[START OF Material shown]

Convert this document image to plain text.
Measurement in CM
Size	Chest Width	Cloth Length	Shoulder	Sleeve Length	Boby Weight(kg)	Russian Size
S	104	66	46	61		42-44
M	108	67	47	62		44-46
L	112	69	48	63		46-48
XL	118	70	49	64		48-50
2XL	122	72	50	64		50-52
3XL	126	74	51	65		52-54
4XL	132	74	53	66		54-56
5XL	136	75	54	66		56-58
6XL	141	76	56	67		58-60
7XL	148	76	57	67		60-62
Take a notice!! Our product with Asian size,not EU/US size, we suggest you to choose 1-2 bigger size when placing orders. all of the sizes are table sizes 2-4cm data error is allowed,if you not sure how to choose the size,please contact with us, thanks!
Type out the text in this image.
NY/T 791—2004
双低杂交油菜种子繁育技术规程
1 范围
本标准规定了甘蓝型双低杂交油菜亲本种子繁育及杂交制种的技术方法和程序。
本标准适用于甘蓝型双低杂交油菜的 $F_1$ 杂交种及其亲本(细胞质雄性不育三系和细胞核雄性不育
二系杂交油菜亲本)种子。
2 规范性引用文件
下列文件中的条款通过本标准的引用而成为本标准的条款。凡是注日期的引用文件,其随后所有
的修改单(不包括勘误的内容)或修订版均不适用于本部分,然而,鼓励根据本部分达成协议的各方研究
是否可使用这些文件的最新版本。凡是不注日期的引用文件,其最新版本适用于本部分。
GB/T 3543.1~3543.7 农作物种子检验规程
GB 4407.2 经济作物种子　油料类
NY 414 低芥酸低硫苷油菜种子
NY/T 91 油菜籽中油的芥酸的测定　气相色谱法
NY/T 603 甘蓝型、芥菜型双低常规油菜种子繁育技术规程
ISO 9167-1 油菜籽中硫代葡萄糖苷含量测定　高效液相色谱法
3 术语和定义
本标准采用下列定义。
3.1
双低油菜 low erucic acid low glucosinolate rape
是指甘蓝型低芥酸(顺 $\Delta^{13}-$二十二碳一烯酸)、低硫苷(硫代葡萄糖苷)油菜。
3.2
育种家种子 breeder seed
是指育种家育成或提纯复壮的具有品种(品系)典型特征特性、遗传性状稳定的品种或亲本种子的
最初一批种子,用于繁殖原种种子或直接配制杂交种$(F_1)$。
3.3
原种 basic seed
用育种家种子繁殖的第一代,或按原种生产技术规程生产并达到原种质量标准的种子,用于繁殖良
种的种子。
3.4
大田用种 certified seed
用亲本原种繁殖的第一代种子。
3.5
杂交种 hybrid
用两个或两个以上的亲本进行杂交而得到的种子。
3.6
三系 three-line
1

[END OF Material shown]

**What you have to do**
Retype every entry word for word.

**Problem solution**
Convert this document image to plain text.
Measurement in CM
Size	Chest Width	Cloth Length	Shoulder	Sleeve Length	Boby Weight(kg)	Russian Size
S	104	66	46	61		42-44
M	108	67	47	62		44-46
L	112	69	48	63		46-48
XL	118	70	49	64		48-50
2XL	122	72	50	64		50-52
3XL	126	74	51	65		52-54
4XL	132	74	53	66		54-56
5XL	136	75	54	66		56-58
6XL	141	76	56	67		58-60
7XL	148	76	57	67		60-62
Take a notice!! Our product with Asian size,not EU/US size, we suggest you to choose 1-2 bigger size when placing orders. all of the sizes are table sizes 2-4cm data error is allowed,if you not sure how to choose the size,please contact with us, thanks!
Type out the text in this image.
NY/T 791—2004
双低杂交油菜种子繁育技术规程
1 范围
本标准规定了甘蓝型双低杂交油菜亲本种子繁育及杂交制种的技术方法和程序。
本标准适用于甘蓝型双低杂交油菜的 $F_1$ 杂交种及其亲本(细胞质雄性不育三系和细胞核雄性不育
二系杂交油菜亲本)种子。
2 规范性引用文件
下列文件中的条款通过本标准的引用而成为本标准的条款。凡是注日期的引用文件,其随后所有
的修改单(不包括勘误的内容)或修订版均不适用于本部分,然而,鼓励根据本部分达成协议的各方研究
是否可使用这些文件的最新版本。凡是不注日期的引用文件,其最新版本适用于本部分。
GB/T 3543.1~3543.7 农作物种子检验规程
GB 4407.2 经济作物种子　油料类
NY 414 低芥酸低硫苷油菜种子
NY/T 91 油菜籽中油的芥酸的测定　气相色谱法
NY/T 603 甘蓝型、芥菜型双低常规油菜种子繁育技术规程
ISO 9167-1 油菜籽中硫代葡萄糖苷含量测定　高效液相色谱法
3 术语和定义
本标准采用下列定义。
3.1
双低油菜 low erucic acid low glucosinolate rape
是指甘蓝型低芥酸(顺 $\Delta^{13}-$二十二碳一烯酸)、低硫苷(硫代葡萄糖苷)油菜。
3.2
育种家种子 breeder seed
是指育种家育成或提纯复壮的具有品种(品系)典型特征特性、遗传性状稳定的品种或亲本种子的
最初一批种子,用于繁殖原种种子或直接配制杂交种$(F_1)$。
3.3
原种 basic seed
用育种家种子繁殖的第一代,或按原种生产技术规程生产并达到原种质量标准的种子,用于繁殖良
种的种子。
3.4
大田用种 certified seed
用亲本原种繁殖的第一代种子。
3.5
杂交种 hybrid
用两个或两个以上的亲本进行杂交而得到的种子。
3.6
三系 three-line
1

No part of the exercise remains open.